--- start of DATA PROVIDED ---

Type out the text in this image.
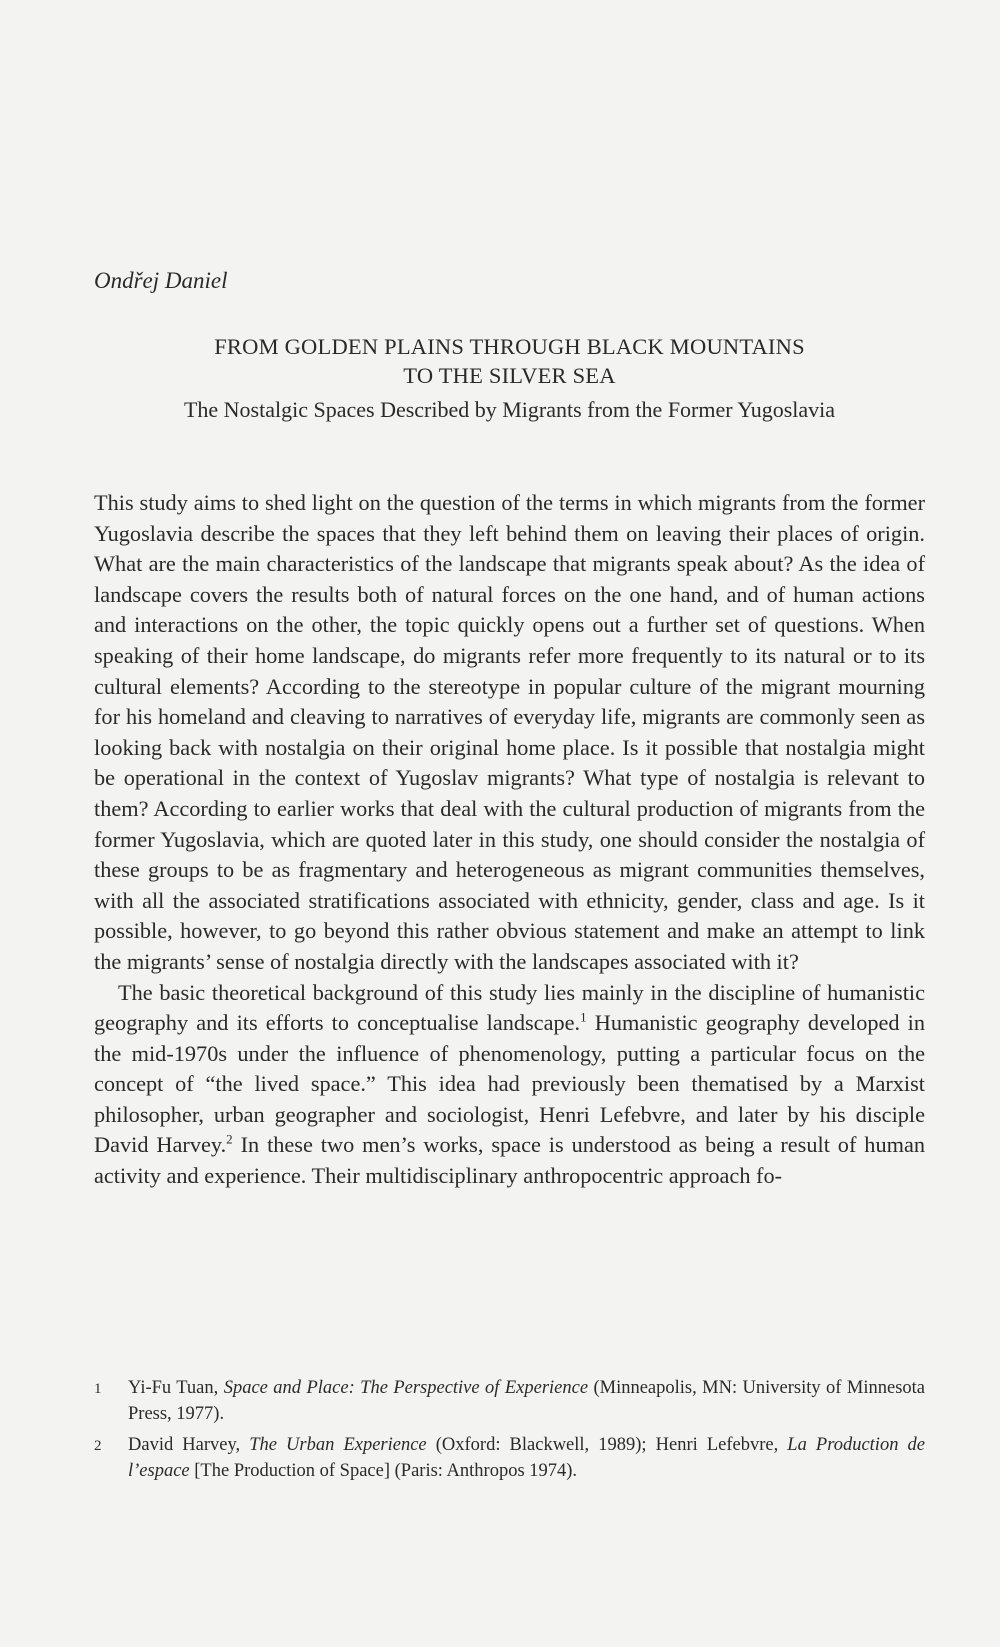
Ondřej Daniel
FROM GOLDEN PLAINS THROUGH BLACK MOUNTAINS
TO THE SILVER SEA
The Nostalgic Spaces Described by Migrants from the Former Yugoslavia

This study aims to shed light on the question of the terms in which migrants from the former Yugoslavia describe the spaces that they left behind them on leaving their places of origin. What are the main characteristics of the landscape that migrants speak about? As the idea of landscape covers the results both of natural forces on the one hand, and of human actions and interactions on the other, the topic quickly opens out a further set of questions. When speaking of their home landscape, do migrants refer more frequently to its natural or to its cultural elements? According to the stereotype in popular culture of the migrant mourning for his homeland and cleaving to narratives of everyday life, migrants are commonly seen as looking back with nostalgia on their original home place. Is it possible that nostalgia might be operational in the context of Yugoslav migrants? What type of nostalgia is relevant to them? According to earlier works that deal with the cultural production of migrants from the former Yugoslavia, which are quoted later in this study, one should consider the nostalgia of these groups to be as fragmentary and heterogeneous as migrant communities themselves, with all the associated stratifications associated with ethnicity, gender, class and age. Is it possible, however, to go beyond this rather obvious statement and make an attempt to link the migrants’ sense of nostalgia directly with the landscapes associated with it?

The basic theoretical background of this study lies mainly in the discipline of humanistic geography and its efforts to conceptualise landscape.$^1$ Humanistic geography developed in the mid-1970s under the influence of phenomenology, putting a particular focus on the concept of “the lived space.” This idea had previously been thematised by a Marxist philosopher, urban geographer and sociologist, Henri Lefebvre, and later by his disciple David Harvey.$^2$ In these two men’s works, space is understood as being a result of human activity and experience. Their multidisciplinary anthropocentric approach fo-

1	Yi-Fu Tuan, Space and Place: The Perspective of Experience (Minneapolis, MN: University of Minnesota Press, 1977).
2	David Harvey, The Urban Experience (Oxford: Blackwell, 1989); Henri Lefebvre, La Production de l’espace [The Production of Space] (Paris: Anthropos 1974).
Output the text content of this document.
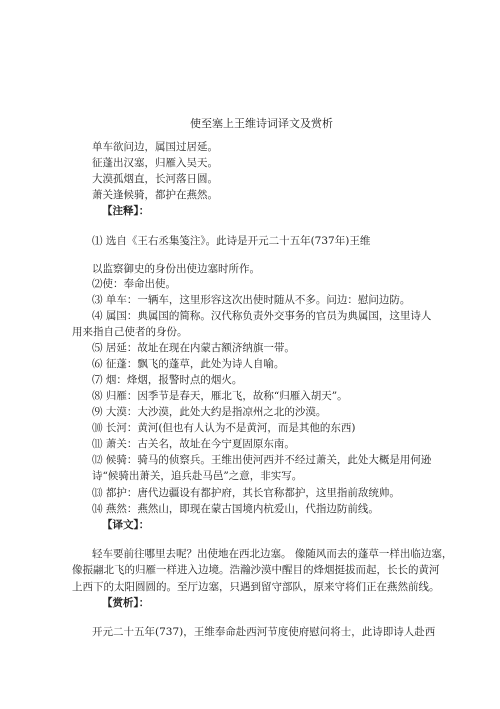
使至塞上王维诗词译文及赏析
单车欲问边，属国过居延。
征蓬出汉塞，归雁入吴天。
大漠孤烟直，长河落日圆。
萧关逢候骑，都护在燕然。
【注释】：
⑴ 选自《王右丞集笺注》。此诗是开元二十五年(737年)王维
以监察御史的身份出使边塞时所作。
⑵使：奉命出使。
⑶ 单车：一辆车，这里形容这次出使时随从不多。问边：慰问边防。
⑷ 属国：典属国的简称。汉代称负责外交事务的官员为典属国，这里诗人
用来指自己使者的身份。
⑸ 居延：故址在现在内蒙古额济纳旗一带。
⑹ 征蓬：飘飞的蓬草，此处为诗人自喻。
⑺ 烟：烽烟，报警时点的烟火。
⑻ 归雁：因季节是春天，雁北飞，故称“归雁入胡天”。
⑼ 大漠：大沙漠，此处大约是指凉州之北的沙漠。
⑽ 长河：黄河(但也有人认为不是黄河，而是其他的东西)
⑾ 萧关：古关名，故址在今宁夏固原东南。
⑿ 候骑：骑马的侦察兵。王维出使河西并不经过萧关，此处大概是用何逊
诗“候骑出萧关，追兵赴马邑”之意，非实写。
⒀ 都护：唐代边疆设有都护府，其长官称都护，这里指前敌统帅。
⒁ 燕然：燕然山，即现在蒙古国境内杭爱山，代指边防前线。
【译文】：
轻车要前往哪里去呢？出使地在西北边塞。 像随风而去的蓬草一样出临边塞，
像振翮北飞的归雁一样进入边境。浩瀚沙漠中醒目的烽烟挺拔而起，长长的黄河
上西下的太阳圆圆的。至厅边塞，只遇到留守部队，原来守将们正在燕然前线。
【赏析】：
开元二十五年(737)，王维奉命赴西河节度使府慰问将士，此诗即诗人赴西
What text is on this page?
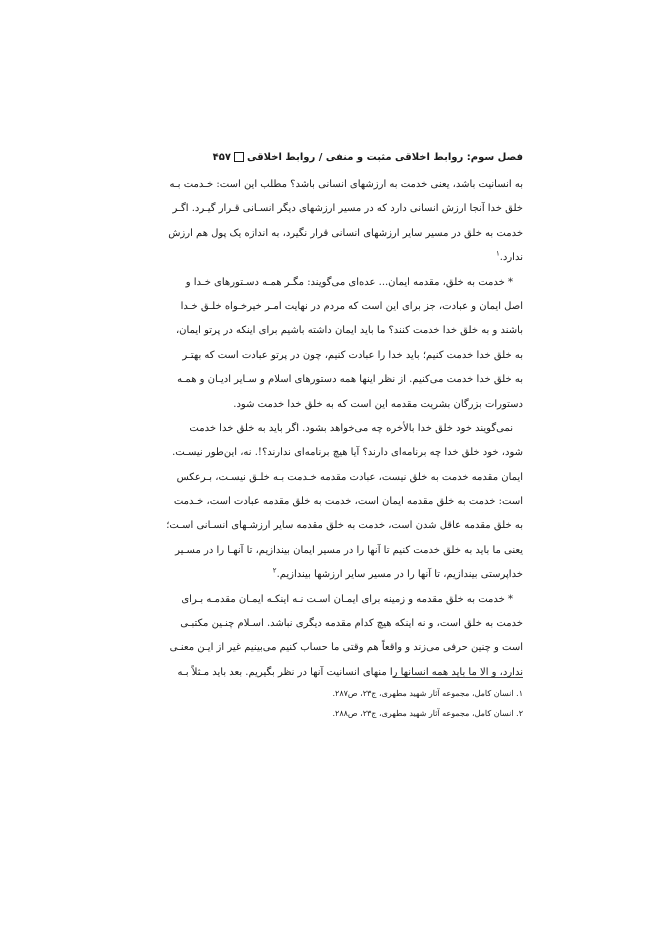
فصل سوم: روابط اخلاقی مثبت و منفی / روابط اخلاقی
۴۵۷
به انسانیت باشد، یعنی خدمت به ارزشهای انسانی باشد؟ مطلب این است: خـدمت بـه
خلق خدا آنجا ارزش انسانی دارد که در مسیر ارزشهای دیگر انسـانی قـرار گیـرد. اگـر
خدمت به خلق در مسیر سایر ارزشهای انسانی قرار نگیرد، به اندازه یک پول هم ارزش
ندارد.$^۱$
* خدمت به خلق، مقدمه ایمان... عده‌ای می‌گویند: مگـر همـه دسـتورهای خـدا و
اصل ایمان و عبادت، جز برای این است که مردم در نهایت امـر خیرخـواه خلـق خـدا
باشند و به خلق خدا خدمت کنند؟ ما باید ایمان داشته باشیم برای اینکه در پرتو ایمان،
به خلق خدا خدمت کنیم؛ باید خدا را عبادت کنیم، چون در پرتو عبادت است که بهتـر
به خلق خدا خدمت می‌کنیم. از نظر اینها همه دستورهای اسلام و سـایر ادیـان و همـه
دستورات بزرگان بشریت مقدمه این است که به خلق خدا خدمت شود.
نمی‌گویند خود خلق خدا بالأخره چه می‌خواهد بشود. اگر باید به خلق خدا خدمت
شود، خود خلق خدا چه برنامه‌ای دارند؟ آیا هیچ برنامه‌ای ندارند؟!. نه، این‌طور نیسـت.
ایمان مقدمه خدمت به خلق نیست، عبادت مقدمه خـدمت بـه خلـق نیسـت، بـرعکس
است: خدمت به خلق مقدمه ایمان است، خدمت به خلق مقدمه عبادت است، خـدمت
به خلق مقدمه عاقل شدن است، خدمت به خلق مقدمه سایر ارزشـهای انسـانی اسـت؛
یعنی ما باید به خلق خدمت کنیم تا آنها را در مسیر ایمان بیندازیم، تا آنهـا را در مسـیر
خداپرستی بیندازیم، تا آنها را در مسیر سایر ارزشها بیندازیم.$^۲$
* خدمت به خلق مقدمه و زمینه برای ایمـان اسـت نـه اینکـه ایمـان مقدمـه بـرای
خدمت به خلق است، و نه اینکه هیچ کدام مقدمه دیگری نباشد. اسـلام چنـین مکتبـی
است و چنین حرفی می‌زند و واقعاً هم وقتی ما حساب کنیم می‌بینیم غیر از ایـن معنـی
ندارد، و الا ما باید همه انسانها را منهای انسانیت آنها در نظر بگیریم. بعد باید مـثلاً بـه
۱. انسان کامل، مجموعه آثار شهید مطهری، ج۲۳، ص۲۸۷.
۲. انسان کامل، مجموعه آثار شهید مطهری، ج۲۳، ص۲۸۸.
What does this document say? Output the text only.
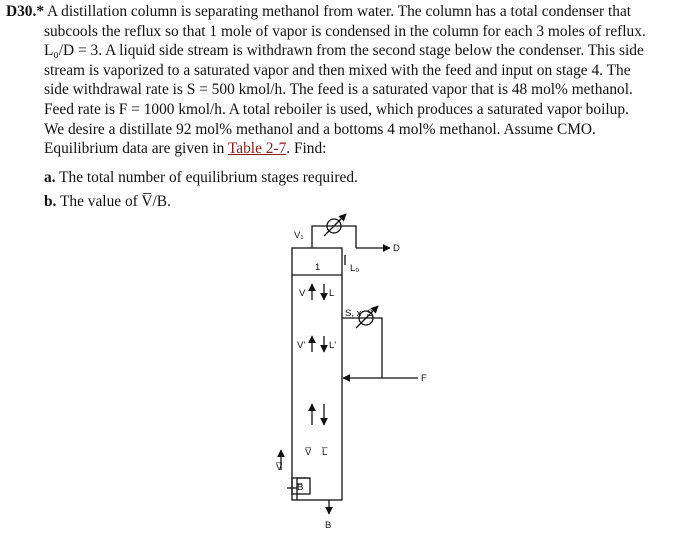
D30.* A distillation column is separating methanol from water. The column has a total condenser that
subcools the reflux so that 1 mole of vapor is condensed in the column for each 3 moles of reflux.
L₀/D = 3. A liquid side stream is withdrawn from the second stage below the condenser. This side
stream is vaporized to a saturated vapor and then mixed with the feed and input on stage 4. The
side withdrawal rate is S = 500 kmol/h. The feed is a saturated vapor that is 48 mol% methanol.
Feed rate is F = 1000 kmol/h. A total reboiler is used, which produces a saturated vapor boilup.
We desire a distillate 92 mol% methanol and a bottoms 4 mol% methanol. Assume CMO.
Equilibrium data are given in Table 2-7. Find:
a. The total number of equilibrium stages required.
b. The value of V̅/B.
V₁
L₀
D
1
V L
V'	L'
S, x_S
F
V̅ L̅
V̅
B
B
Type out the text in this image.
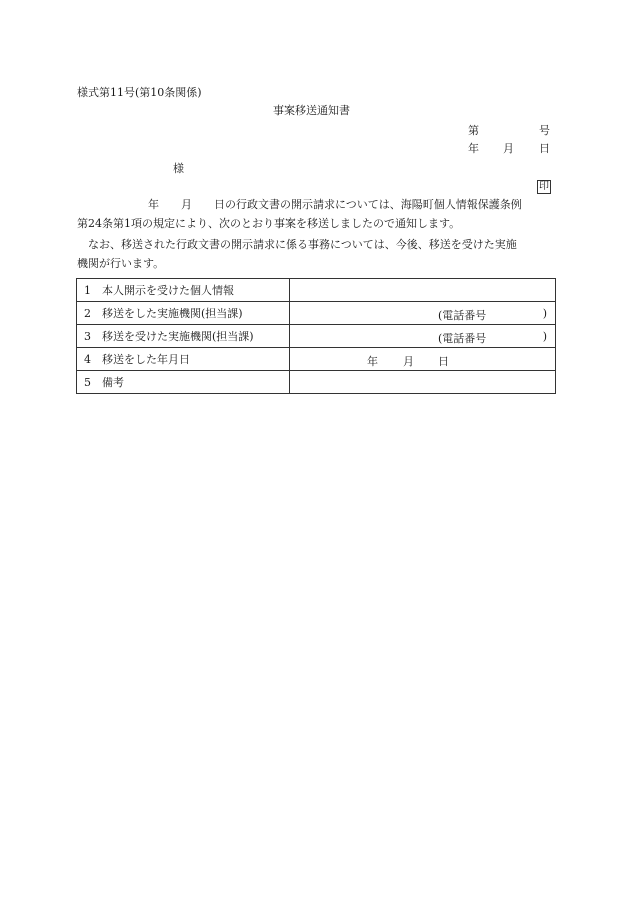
様式第11号(第10条関係)
事案移送通知書
第	号
年 月 日
様
印
年　　月　　日の行政文書の開示請求については、海陽町個人情報保護条例
第24条第1項の規定により、次のとおり事案を移送しましたので通知します。
なお、移送された行政文書の開示請求に係る事務については、今後、移送を受けた実施
機関が行います。
1 本人開示を受けた個人情報	
2 移送をした実施機関(担当課)	(電話番号 )

3 移送を受けた実施機関(担当課)	(電話番号 )

4 移送をした年月日	年 月 日

5 備考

--- end of DATA PROVIDED ---

*TASK PROMPT*: Copy out the records above in full, exactly as written, but not the pictures.

*TASK RESPONSE*:
Type out the text in this image.
Ondřej Daniel
FROM GOLDEN PLAINS THROUGH BLACK MOUNTAINS
TO THE SILVER SEA
The Nostalgic Spaces Described by Migrants from the Former Yugoslavia

This study aims to shed light on the question of the terms in which migrants from the former Yugoslavia describe the spaces that they left behind them on leaving their places of origin. What are the main characteristics of the landscape that migrants speak about? As the idea of landscape covers the results both of natural forces on the one hand, and of human actions and interactions on the other, the topic quickly opens out a further set of questions. When speaking of their home landscape, do migrants refer more frequently to its natural or to its cultural elements? According to the stereotype in popular culture of the migrant mourning for his homeland and cleaving to narratives of everyday life, migrants are commonly seen as looking back with nostalgia on their original home place. Is it possible that nostalgia might be operational in the context of Yugoslav migrants? What type of nostalgia is relevant to them? According to earlier works that deal with the cultural production of migrants from the former Yugoslavia, which are quoted later in this study, one should consider the nostalgia of these groups to be as fragmentary and heterogeneous as migrant communities themselves, with all the associated stratifications associated with ethnicity, gender, class and age. Is it possible, however, to go beyond this rather obvious statement and make an attempt to link the migrants’ sense of nostalgia directly with the landscapes associated with it?

The basic theoretical background of this study lies mainly in the discipline of humanistic geography and its efforts to conceptualise landscape.$^1$ Humanistic geography developed in the mid-1970s under the influence of phenomenology, putting a particular focus on the concept of “the lived space.” This idea had previously been thematised by a Marxist philosopher, urban geographer and sociologist, Henri Lefebvre, and later by his disciple David Harvey.$^2$ In these two men’s works, space is understood as being a result of human activity and experience. Their multidisciplinary anthropocentric approach fo-

1	Yi-Fu Tuan, Space and Place: The Perspective of Experience (Minneapolis, MN: University of Minnesota Press, 1977).
2	David Harvey, The Urban Experience (Oxford: Blackwell, 1989); Henri Lefebvre, La Production de l’espace [The Production of Space] (Paris: Anthropos 1974).
Output the text content of this document.
使至塞上王维诗词译文及赏析
单车欲问边，属国过居延。
征蓬出汉塞，归雁入吴天。
大漠孤烟直，长河落日圆。
萧关逢候骑，都护在燕然。
【注释】：
⑴ 选自《王右丞集笺注》。此诗是开元二十五年(737年)王维
以监察御史的身份出使边塞时所作。
⑵使：奉命出使。
⑶ 单车：一辆车，这里形容这次出使时随从不多。问边：慰问边防。
⑷ 属国：典属国的简称。汉代称负责外交事务的官员为典属国，这里诗人
用来指自己使者的身份。
⑸ 居延：故址在现在内蒙古额济纳旗一带。
⑹ 征蓬：飘飞的蓬草，此处为诗人自喻。
⑺ 烟：烽烟，报警时点的烟火。
⑻ 归雁：因季节是春天，雁北飞，故称“归雁入胡天”。
⑼ 大漠：大沙漠，此处大约是指凉州之北的沙漠。
⑽ 长河：黄河(但也有人认为不是黄河，而是其他的东西)
⑾ 萧关：古关名，故址在今宁夏固原东南。
⑿ 候骑：骑马的侦察兵。王维出使河西并不经过萧关，此处大概是用何逊
诗“候骑出萧关，追兵赴马邑”之意，非实写。
⒀ 都护：唐代边疆设有都护府，其长官称都护，这里指前敌统帅。
⒁ 燕然：燕然山，即现在蒙古国境内杭爱山，代指边防前线。
【译文】：
轻车要前往哪里去呢？出使地在西北边塞。 像随风而去的蓬草一样出临边塞，
像振翮北飞的归雁一样进入边境。浩瀚沙漠中醒目的烽烟挺拔而起，长长的黄河
上西下的太阳圆圆的。至厅边塞，只遇到留守部队，原来守将们正在燕然前线。
【赏析】：
开元二十五年(737)，王维奉命赴西河节度使府慰问将士，此诗即诗人赴西
What text is on this page?
فصل سوم: روابط اخلاقی مثبت و منفی / روابط اخلاقی
۴۵۷
به انسانیت باشد، یعنی خدمت به ارزشهای انسانی باشد؟ مطلب این است: خـدمت بـه
خلق خدا آنجا ارزش انسانی دارد که در مسیر ارزشهای دیگر انسـانی قـرار گیـرد. اگـر
خدمت به خلق در مسیر سایر ارزشهای انسانی قرار نگیرد، به اندازه یک پول هم ارزش
ندارد.$^۱$
* خدمت به خلق، مقدمه ایمان... عده‌ای می‌گویند: مگـر همـه دسـتورهای خـدا و
اصل ایمان و عبادت، جز برای این است که مردم در نهایت امـر خیرخـواه خلـق خـدا
باشند و به خلق خدا خدمت کنند؟ ما باید ایمان داشته باشیم برای اینکه در پرتو ایمان،
به خلق خدا خدمت کنیم؛ باید خدا را عبادت کنیم، چون در پرتو عبادت است که بهتـر
به خلق خدا خدمت می‌کنیم. از نظر اینها همه دستورهای اسلام و سـایر ادیـان و همـه
دستورات بزرگان بشریت مقدمه این است که به خلق خدا خدمت شود.
نمی‌گویند خود خلق خدا بالأخره چه می‌خواهد بشود. اگر باید به خلق خدا خدمت
شود، خود خلق خدا چه برنامه‌ای دارند؟ آیا هیچ برنامه‌ای ندارند؟!. نه، این‌طور نیسـت.
ایمان مقدمه خدمت به خلق نیست، عبادت مقدمه خـدمت بـه خلـق نیسـت، بـرعکس
است: خدمت به خلق مقدمه ایمان است، خدمت به خلق مقدمه عبادت است، خـدمت
به خلق مقدمه عاقل شدن است، خدمت به خلق مقدمه سایر ارزشـهای انسـانی اسـت؛
یعنی ما باید به خلق خدمت کنیم تا آنها را در مسیر ایمان بیندازیم، تا آنهـا را در مسـیر
خداپرستی بیندازیم، تا آنها را در مسیر سایر ارزشها بیندازیم.$^۲$
* خدمت به خلق مقدمه و زمینه برای ایمـان اسـت نـه اینکـه ایمـان مقدمـه بـرای
خدمت به خلق است، و نه اینکه هیچ کدام مقدمه دیگری نباشد. اسـلام چنـین مکتبـی
است و چنین حرفی می‌زند و واقعاً هم وقتی ما حساب کنیم می‌بینیم غیر از ایـن معنـی
ندارد، و الا ما باید همه انسانها را منهای انسانیت آنها در نظر بگیریم. بعد باید مـثلاً بـه
۱. انسان کامل، مجموعه آثار شهید مطهری، ج۲۳، ص۲۸۷.
۲. انسان کامل، مجموعه آثار شهید مطهری، ج۲۳، ص۲۸۸.
What does this document say? Output the text only.
D30.* A distillation column is separating methanol from water. The column has a total condenser that
subcools the reflux so that 1 mole of vapor is condensed in the column for each 3 moles of reflux.
L₀/D = 3. A liquid side stream is withdrawn from the second stage below the condenser. This side
stream is vaporized to a saturated vapor and then mixed with the feed and input on stage 4. The
side withdrawal rate is S = 500 kmol/h. The feed is a saturated vapor that is 48 mol% methanol.
Feed rate is F = 1000 kmol/h. A total reboiler is used, which produces a saturated vapor boilup.
We desire a distillate 92 mol% methanol and a bottoms 4 mol% methanol. Assume CMO.
Equilibrium data are given in Table 2-7. Find:
a. The total number of equilibrium stages required.
b. The value of V̅/B.
V₁
L₀
D
1
V L
V'	L'
S, x_S
F
V̅ L̅
V̅
B
B
Type out the text in this image.
様式第11号(第10条関係)
事案移送通知書
第	号
年 月 日
様
印
年　　月　　日の行政文書の開示請求については、海陽町個人情報保護条例
第24条第1項の規定により、次のとおり事案を移送しましたので通知します。
なお、移送された行政文書の開示請求に係る事務については、今後、移送を受けた実施
機関が行います。
1 本人開示を受けた個人情報	
2 移送をした実施機関(担当課)	(電話番号 )

3 移送を受けた実施機関(担当課)	(電話番号 )

4 移送をした年月日	年 月 日

5 備考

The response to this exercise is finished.